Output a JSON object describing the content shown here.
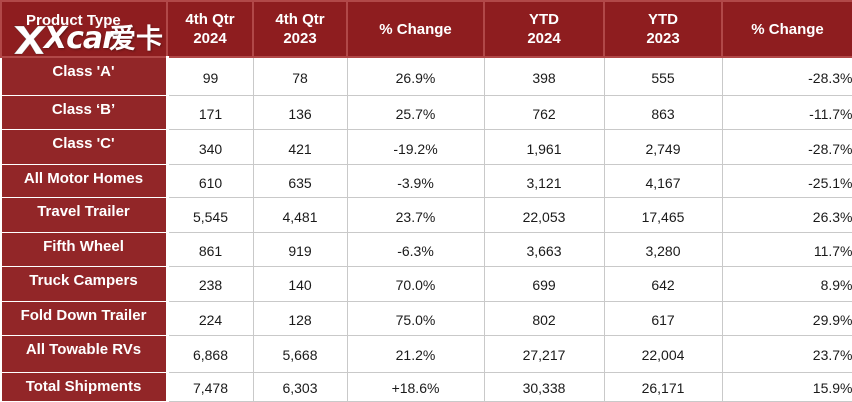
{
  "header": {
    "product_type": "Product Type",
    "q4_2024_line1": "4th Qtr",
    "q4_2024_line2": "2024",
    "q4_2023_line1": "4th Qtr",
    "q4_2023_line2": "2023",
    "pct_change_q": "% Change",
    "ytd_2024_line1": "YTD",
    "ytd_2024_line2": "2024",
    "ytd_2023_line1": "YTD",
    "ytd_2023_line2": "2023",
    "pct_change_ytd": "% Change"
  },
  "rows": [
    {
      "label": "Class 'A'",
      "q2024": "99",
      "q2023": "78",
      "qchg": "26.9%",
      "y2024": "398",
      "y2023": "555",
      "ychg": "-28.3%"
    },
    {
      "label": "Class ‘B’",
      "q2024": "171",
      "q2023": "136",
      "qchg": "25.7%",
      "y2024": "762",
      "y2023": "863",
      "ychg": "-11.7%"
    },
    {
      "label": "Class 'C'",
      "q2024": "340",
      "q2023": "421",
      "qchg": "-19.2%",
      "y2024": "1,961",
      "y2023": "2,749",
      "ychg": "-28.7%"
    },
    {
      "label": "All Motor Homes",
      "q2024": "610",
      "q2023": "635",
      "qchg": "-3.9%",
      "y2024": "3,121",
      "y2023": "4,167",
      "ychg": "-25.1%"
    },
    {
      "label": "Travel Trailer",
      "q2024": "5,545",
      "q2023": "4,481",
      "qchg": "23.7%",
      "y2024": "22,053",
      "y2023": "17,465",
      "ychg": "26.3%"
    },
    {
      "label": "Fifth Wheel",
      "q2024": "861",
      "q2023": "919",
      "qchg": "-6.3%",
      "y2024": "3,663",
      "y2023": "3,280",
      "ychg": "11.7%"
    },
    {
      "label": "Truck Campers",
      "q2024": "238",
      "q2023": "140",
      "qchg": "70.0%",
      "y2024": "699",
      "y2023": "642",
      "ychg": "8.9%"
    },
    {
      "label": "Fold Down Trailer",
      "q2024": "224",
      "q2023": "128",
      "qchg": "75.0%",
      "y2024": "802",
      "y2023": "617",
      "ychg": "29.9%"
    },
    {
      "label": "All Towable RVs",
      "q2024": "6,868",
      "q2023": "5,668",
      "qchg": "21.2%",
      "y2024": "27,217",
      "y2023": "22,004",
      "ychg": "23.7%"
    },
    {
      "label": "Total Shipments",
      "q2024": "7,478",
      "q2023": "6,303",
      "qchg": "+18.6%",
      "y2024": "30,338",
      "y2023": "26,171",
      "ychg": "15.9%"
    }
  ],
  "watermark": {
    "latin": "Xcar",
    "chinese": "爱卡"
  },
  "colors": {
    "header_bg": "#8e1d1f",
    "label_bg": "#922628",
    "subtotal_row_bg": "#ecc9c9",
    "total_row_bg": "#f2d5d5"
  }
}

═══

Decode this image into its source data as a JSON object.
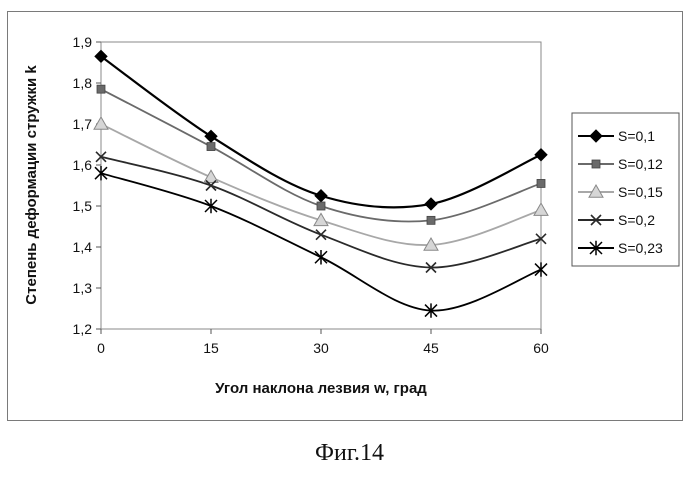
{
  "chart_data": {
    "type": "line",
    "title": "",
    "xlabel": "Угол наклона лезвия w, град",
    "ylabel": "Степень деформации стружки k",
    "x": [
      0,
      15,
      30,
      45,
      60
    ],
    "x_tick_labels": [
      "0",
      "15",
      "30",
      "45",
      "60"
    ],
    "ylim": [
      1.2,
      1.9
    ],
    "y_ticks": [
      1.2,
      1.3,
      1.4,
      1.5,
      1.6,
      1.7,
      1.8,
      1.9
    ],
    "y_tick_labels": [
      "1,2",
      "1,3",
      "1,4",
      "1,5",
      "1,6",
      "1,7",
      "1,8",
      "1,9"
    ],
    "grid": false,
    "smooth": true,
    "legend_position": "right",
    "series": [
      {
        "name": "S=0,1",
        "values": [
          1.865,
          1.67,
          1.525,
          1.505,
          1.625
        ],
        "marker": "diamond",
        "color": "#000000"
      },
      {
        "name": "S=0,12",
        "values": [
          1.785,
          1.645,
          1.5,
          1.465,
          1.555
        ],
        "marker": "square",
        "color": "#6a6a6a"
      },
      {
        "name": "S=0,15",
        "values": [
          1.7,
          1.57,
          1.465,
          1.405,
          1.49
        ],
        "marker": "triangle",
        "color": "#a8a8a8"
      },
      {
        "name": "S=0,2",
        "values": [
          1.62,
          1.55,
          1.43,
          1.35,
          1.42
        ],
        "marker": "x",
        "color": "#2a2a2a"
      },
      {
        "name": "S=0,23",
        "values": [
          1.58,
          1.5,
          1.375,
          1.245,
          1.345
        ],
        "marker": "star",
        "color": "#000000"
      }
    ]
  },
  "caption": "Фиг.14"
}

═══

Exercise aim: Where a line in the entries holds "Trailer", copy that line.

Output:
      "label": "Travel Trailer",
      "label": "Fold Down Trailer",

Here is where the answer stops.